Please find all lines in the data that hold the string "about" and copy them.

— Begin —

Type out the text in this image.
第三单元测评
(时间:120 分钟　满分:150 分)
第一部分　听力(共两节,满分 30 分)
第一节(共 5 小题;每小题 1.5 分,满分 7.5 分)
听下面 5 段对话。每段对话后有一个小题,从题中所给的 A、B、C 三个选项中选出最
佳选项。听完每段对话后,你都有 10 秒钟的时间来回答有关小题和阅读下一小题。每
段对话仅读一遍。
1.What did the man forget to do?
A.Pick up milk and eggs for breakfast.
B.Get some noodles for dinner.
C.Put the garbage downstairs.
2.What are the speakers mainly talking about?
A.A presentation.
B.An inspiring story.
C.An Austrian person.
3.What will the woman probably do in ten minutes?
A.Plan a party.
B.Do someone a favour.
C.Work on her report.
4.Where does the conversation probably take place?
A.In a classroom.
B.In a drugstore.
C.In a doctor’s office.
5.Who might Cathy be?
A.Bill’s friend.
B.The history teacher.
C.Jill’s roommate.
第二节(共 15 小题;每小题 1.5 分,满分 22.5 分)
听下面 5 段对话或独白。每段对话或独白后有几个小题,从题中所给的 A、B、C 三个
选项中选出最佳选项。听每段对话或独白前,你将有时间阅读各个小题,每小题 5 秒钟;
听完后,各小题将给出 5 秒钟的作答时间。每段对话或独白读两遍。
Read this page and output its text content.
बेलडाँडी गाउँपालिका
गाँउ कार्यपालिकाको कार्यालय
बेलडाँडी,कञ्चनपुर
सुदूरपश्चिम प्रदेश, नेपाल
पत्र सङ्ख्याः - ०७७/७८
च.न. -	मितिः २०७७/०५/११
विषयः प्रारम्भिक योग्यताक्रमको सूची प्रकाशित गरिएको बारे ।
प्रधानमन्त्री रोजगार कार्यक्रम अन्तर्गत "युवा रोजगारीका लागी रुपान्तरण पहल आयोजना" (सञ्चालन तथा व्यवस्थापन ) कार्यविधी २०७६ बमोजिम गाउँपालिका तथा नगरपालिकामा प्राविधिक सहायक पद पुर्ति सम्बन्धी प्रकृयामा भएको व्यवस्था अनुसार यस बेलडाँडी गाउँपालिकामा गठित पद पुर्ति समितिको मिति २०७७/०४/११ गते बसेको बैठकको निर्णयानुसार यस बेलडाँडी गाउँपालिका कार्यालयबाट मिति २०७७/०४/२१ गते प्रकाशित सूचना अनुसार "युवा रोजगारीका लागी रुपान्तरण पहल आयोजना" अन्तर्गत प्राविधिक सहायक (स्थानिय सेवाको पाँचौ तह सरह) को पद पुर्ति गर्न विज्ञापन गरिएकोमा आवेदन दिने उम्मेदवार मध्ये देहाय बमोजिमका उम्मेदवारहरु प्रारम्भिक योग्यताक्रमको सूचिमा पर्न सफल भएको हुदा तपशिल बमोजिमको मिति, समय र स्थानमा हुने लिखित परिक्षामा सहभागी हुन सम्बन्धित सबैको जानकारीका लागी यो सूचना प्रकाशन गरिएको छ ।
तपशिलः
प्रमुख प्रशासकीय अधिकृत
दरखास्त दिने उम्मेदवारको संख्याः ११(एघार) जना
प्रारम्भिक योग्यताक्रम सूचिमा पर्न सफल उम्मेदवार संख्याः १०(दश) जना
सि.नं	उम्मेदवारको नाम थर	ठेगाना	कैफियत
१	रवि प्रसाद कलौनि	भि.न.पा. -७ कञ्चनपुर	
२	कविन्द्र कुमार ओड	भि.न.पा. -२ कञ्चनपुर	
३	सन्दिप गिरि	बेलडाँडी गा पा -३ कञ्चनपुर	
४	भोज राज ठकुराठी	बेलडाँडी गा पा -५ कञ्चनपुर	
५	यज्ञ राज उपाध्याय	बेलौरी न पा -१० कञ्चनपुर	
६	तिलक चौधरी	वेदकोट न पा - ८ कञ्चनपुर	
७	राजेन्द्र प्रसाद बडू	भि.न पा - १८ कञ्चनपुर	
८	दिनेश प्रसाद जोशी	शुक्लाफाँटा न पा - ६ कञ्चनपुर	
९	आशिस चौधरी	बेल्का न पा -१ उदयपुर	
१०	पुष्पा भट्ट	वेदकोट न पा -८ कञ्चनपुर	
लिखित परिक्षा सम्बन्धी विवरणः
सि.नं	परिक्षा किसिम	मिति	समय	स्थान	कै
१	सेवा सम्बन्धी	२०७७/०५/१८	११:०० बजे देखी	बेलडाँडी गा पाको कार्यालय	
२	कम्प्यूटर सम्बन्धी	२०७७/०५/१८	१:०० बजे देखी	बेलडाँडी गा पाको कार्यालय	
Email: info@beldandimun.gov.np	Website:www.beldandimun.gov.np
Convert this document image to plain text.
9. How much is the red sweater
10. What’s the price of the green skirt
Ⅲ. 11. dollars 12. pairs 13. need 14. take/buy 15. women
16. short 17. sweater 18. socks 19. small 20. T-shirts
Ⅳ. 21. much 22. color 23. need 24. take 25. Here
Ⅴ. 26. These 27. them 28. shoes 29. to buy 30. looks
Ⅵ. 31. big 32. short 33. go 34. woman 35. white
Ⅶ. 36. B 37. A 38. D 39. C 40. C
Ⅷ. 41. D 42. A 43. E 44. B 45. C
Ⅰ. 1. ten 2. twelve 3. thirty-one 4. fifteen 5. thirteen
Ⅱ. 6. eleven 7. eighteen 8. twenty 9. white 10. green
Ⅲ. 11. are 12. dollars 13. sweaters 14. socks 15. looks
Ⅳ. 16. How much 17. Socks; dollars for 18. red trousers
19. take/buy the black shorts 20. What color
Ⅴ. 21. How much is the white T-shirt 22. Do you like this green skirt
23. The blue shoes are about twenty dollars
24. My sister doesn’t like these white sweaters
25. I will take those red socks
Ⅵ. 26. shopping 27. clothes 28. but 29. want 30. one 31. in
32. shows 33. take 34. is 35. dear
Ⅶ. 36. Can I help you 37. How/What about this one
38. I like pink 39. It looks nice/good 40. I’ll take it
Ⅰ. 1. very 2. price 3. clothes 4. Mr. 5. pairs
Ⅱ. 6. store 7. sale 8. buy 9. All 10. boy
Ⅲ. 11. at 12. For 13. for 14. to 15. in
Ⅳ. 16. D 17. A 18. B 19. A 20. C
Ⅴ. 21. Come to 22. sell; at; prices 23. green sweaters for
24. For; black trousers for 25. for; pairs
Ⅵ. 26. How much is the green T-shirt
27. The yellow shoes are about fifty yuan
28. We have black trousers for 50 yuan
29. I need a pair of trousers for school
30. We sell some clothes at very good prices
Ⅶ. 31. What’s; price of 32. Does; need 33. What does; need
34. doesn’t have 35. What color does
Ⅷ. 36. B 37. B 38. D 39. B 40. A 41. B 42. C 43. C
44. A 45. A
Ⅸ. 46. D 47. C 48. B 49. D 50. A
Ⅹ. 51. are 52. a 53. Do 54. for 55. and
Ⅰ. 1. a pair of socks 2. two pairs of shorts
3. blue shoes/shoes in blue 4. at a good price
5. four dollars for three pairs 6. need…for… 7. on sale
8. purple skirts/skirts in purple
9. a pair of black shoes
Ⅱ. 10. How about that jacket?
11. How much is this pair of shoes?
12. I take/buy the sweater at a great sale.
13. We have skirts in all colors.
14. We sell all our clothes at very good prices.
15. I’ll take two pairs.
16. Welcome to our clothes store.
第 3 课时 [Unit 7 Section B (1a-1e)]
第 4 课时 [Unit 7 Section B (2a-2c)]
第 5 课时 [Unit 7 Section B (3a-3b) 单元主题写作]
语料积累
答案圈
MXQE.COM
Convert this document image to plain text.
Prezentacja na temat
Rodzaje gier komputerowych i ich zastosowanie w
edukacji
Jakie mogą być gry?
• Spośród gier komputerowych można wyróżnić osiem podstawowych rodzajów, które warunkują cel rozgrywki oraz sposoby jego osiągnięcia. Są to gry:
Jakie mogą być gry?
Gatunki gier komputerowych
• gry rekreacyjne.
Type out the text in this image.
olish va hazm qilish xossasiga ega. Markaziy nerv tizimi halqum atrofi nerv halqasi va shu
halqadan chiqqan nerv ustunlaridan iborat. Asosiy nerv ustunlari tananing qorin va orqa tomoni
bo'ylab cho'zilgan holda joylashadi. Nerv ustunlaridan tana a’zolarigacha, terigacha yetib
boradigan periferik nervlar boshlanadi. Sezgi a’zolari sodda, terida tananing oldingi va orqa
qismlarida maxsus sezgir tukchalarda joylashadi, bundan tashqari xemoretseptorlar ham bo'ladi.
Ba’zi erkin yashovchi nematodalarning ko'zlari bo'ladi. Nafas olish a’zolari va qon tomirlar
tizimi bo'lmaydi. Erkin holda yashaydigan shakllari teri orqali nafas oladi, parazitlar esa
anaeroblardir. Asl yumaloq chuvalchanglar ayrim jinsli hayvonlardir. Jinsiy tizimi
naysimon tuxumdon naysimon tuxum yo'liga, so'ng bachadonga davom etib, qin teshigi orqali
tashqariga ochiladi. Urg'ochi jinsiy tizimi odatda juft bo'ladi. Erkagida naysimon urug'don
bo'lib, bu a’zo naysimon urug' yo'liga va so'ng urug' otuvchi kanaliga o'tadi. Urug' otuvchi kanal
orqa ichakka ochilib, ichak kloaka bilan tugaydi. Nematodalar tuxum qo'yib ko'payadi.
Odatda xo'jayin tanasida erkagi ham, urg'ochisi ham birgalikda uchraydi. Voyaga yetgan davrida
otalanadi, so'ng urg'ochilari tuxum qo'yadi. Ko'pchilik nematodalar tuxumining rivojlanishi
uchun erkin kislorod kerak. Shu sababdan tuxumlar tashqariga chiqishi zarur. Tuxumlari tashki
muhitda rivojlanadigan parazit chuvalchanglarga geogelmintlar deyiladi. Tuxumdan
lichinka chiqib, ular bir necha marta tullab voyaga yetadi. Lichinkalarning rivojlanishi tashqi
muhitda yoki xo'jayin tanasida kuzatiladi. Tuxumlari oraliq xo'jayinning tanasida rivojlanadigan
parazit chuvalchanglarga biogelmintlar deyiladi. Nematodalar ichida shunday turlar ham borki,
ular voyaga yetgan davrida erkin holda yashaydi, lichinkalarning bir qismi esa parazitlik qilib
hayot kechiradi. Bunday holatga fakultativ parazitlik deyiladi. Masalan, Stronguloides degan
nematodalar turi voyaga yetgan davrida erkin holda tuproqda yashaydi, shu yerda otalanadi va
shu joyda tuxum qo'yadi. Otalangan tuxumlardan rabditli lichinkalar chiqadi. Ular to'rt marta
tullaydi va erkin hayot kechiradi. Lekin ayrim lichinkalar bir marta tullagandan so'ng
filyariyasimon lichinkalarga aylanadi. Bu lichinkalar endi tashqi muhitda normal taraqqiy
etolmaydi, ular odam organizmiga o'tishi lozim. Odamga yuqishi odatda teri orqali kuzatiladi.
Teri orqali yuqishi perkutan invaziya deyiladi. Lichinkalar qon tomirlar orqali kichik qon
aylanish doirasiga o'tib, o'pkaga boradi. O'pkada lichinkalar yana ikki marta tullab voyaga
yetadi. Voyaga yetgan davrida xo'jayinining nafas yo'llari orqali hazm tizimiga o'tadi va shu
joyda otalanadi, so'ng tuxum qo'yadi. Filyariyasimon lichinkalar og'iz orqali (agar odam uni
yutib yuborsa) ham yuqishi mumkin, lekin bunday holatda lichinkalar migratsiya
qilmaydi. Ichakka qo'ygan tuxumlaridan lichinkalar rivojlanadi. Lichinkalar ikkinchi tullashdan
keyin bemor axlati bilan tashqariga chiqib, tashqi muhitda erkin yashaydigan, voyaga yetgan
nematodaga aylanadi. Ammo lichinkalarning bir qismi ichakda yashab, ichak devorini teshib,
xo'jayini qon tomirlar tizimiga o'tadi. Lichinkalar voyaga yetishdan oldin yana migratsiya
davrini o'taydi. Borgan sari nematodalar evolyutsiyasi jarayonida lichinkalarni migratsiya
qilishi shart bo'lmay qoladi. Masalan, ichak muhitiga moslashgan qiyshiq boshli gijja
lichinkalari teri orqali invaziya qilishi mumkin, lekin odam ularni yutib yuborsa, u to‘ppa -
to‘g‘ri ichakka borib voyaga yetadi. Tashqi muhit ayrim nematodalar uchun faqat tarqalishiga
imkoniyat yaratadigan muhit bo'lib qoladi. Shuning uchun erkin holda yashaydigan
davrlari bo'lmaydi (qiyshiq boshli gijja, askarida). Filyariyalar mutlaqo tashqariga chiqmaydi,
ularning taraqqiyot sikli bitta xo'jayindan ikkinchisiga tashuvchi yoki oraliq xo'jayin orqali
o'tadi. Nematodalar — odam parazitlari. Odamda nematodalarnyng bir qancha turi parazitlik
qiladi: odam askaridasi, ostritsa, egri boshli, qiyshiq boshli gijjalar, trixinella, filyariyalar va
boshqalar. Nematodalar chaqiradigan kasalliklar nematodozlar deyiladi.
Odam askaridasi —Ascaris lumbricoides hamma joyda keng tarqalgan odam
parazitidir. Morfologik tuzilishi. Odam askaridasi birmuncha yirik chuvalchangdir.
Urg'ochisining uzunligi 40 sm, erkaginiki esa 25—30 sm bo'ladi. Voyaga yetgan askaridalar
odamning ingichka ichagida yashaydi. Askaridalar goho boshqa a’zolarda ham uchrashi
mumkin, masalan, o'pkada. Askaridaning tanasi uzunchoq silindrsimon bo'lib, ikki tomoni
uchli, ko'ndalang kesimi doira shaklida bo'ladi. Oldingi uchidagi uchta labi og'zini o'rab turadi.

— End —

:: Expected answer ::
2.What are the speakers mainly talking about?
23. The blue shoes are about twenty dollars
Ⅶ. 36. Can I help you 37. How/What about this one
27. The yellow shoes are about fifty yuan
Ⅱ. 10. How about that jacket?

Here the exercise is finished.